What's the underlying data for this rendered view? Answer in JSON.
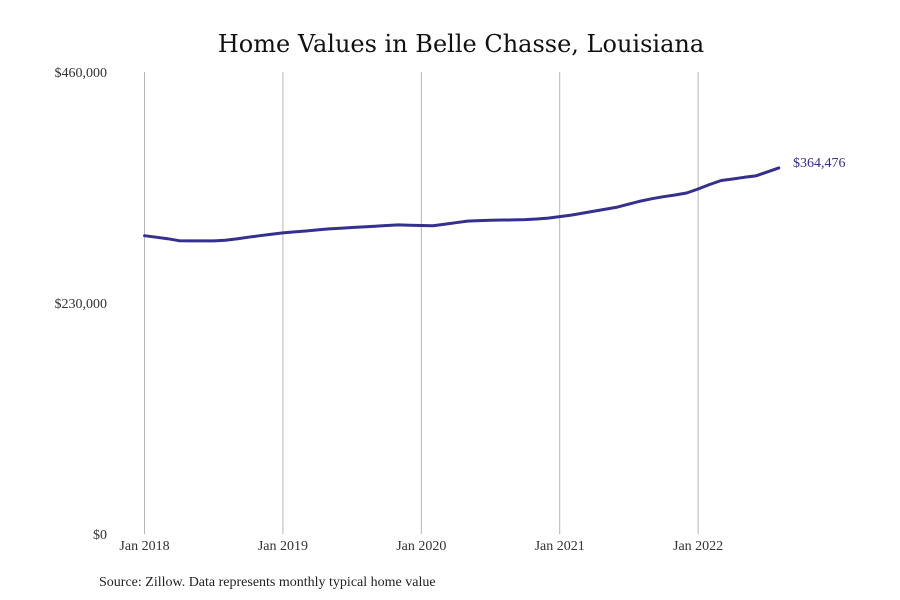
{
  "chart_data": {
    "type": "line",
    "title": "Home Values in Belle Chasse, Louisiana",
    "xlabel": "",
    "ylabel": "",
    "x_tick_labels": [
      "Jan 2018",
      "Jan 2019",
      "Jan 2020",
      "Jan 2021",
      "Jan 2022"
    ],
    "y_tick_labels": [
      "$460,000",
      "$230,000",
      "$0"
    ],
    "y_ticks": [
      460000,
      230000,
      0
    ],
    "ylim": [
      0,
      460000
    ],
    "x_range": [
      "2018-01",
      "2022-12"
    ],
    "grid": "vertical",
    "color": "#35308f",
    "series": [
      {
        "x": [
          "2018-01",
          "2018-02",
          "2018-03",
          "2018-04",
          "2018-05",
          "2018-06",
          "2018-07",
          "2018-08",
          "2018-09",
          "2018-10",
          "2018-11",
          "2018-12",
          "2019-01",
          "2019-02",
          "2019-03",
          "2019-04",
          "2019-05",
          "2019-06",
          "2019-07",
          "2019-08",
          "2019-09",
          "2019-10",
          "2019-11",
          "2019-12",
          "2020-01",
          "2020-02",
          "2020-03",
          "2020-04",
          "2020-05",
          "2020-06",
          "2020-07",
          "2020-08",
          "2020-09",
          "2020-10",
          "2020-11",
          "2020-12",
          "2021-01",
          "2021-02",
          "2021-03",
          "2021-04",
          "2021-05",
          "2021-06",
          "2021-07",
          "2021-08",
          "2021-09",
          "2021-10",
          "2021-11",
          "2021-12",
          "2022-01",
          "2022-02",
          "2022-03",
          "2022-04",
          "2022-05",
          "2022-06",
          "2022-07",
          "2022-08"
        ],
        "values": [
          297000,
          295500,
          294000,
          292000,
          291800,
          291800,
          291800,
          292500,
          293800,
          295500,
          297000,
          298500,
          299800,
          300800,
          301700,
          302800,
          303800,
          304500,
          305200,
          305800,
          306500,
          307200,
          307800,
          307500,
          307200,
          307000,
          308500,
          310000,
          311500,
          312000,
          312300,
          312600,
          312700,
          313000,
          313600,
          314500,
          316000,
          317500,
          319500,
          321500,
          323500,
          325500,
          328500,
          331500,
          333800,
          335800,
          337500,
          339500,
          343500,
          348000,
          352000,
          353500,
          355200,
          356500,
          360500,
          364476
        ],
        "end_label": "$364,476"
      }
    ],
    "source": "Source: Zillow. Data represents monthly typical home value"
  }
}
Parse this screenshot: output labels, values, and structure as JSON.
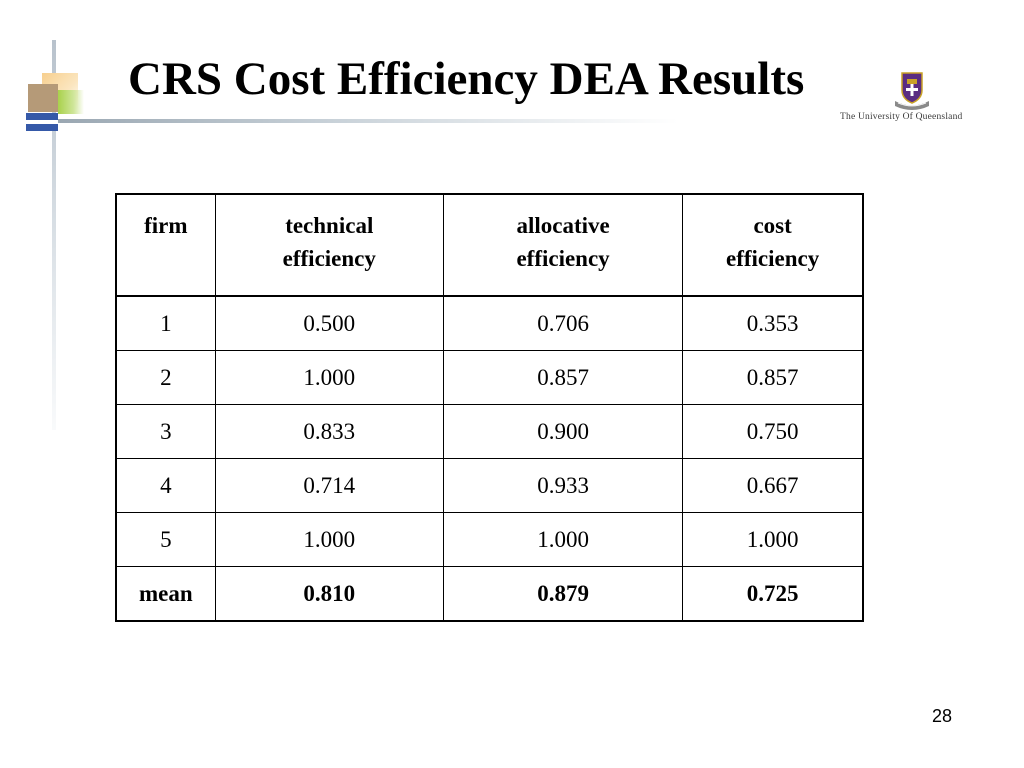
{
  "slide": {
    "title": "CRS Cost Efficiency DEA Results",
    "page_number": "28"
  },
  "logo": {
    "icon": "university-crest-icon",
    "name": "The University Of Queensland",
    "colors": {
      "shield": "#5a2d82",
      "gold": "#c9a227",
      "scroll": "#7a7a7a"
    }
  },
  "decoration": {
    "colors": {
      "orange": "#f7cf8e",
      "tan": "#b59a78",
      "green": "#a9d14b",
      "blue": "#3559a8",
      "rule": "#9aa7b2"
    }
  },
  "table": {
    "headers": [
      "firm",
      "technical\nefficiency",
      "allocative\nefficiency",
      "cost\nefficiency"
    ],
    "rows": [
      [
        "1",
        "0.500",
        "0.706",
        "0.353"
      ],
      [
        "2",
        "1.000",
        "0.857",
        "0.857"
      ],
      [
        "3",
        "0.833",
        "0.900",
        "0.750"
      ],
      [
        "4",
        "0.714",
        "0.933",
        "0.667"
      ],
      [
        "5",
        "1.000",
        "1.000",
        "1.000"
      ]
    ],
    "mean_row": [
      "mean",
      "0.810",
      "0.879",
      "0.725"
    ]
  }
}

•••

Return the whole listing, word for word, and leave out every picture.

What's the underlying data for this rendered view? Answer in JSON.
{
  "chart_data": {
    "type": "line",
    "title": "Home Values in Belle Chasse, Louisiana",
    "xlabel": "",
    "ylabel": "",
    "x_tick_labels": [
      "Jan 2018",
      "Jan 2019",
      "Jan 2020",
      "Jan 2021",
      "Jan 2022"
    ],
    "y_tick_labels": [
      "$460,000",
      "$230,000",
      "$0"
    ],
    "y_ticks": [
      460000,
      230000,
      0
    ],
    "ylim": [
      0,
      460000
    ],
    "x_range": [
      "2018-01",
      "2022-12"
    ],
    "grid": "vertical",
    "color": "#35308f",
    "series": [
      {
        "x": [
          "2018-01",
          "2018-02",
          "2018-03",
          "2018-04",
          "2018-05",
          "2018-06",
          "2018-07",
          "2018-08",
          "2018-09",
          "2018-10",
          "2018-11",
          "2018-12",
          "2019-01",
          "2019-02",
          "2019-03",
          "2019-04",
          "2019-05",
          "2019-06",
          "2019-07",
          "2019-08",
          "2019-09",
          "2019-10",
          "2019-11",
          "2019-12",
          "2020-01",
          "2020-02",
          "2020-03",
          "2020-04",
          "2020-05",
          "2020-06",
          "2020-07",
          "2020-08",
          "2020-09",
          "2020-10",
          "2020-11",
          "2020-12",
          "2021-01",
          "2021-02",
          "2021-03",
          "2021-04",
          "2021-05",
          "2021-06",
          "2021-07",
          "2021-08",
          "2021-09",
          "2021-10",
          "2021-11",
          "2021-12",
          "2022-01",
          "2022-02",
          "2022-03",
          "2022-04",
          "2022-05",
          "2022-06",
          "2022-07",
          "2022-08"
        ],
        "values": [
          297000,
          295500,
          294000,
          292000,
          291800,
          291800,
          291800,
          292500,
          293800,
          295500,
          297000,
          298500,
          299800,
          300800,
          301700,
          302800,
          303800,
          304500,
          305200,
          305800,
          306500,
          307200,
          307800,
          307500,
          307200,
          307000,
          308500,
          310000,
          311500,
          312000,
          312300,
          312600,
          312700,
          313000,
          313600,
          314500,
          316000,
          317500,
          319500,
          321500,
          323500,
          325500,
          328500,
          331500,
          333800,
          335800,
          337500,
          339500,
          343500,
          348000,
          352000,
          353500,
          355200,
          356500,
          360500,
          364476
        ],
        "end_label": "$364,476"
      }
    ],
    "source": "Source: Zillow. Data represents monthly typical home value"
  }
}
Parse this screenshot: output labels, values, and structure as JSON.
{
  "slide": {
    "title": "CRS Cost Efficiency DEA Results",
    "page_number": "28"
  },
  "logo": {
    "icon": "university-crest-icon",
    "name": "The University Of Queensland",
    "colors": {
      "shield": "#5a2d82",
      "gold": "#c9a227",
      "scroll": "#7a7a7a"
    }
  },
  "decoration": {
    "colors": {
      "orange": "#f7cf8e",
      "tan": "#b59a78",
      "green": "#a9d14b",
      "blue": "#3559a8",
      "rule": "#9aa7b2"
    }
  },
  "table": {
    "headers": [
      "firm",
      "technical\nefficiency",
      "allocative\nefficiency",
      "cost\nefficiency"
    ],
    "rows": [
      [
        "1",
        "0.500",
        "0.706",
        "0.353"
      ],
      [
        "2",
        "1.000",
        "0.857",
        "0.857"
      ],
      [
        "3",
        "0.833",
        "0.900",
        "0.750"
      ],
      [
        "4",
        "0.714",
        "0.933",
        "0.667"
      ],
      [
        "5",
        "1.000",
        "1.000",
        "1.000"
      ]
    ],
    "mean_row": [
      "mean",
      "0.810",
      "0.879",
      "0.725"
    ]
  }
}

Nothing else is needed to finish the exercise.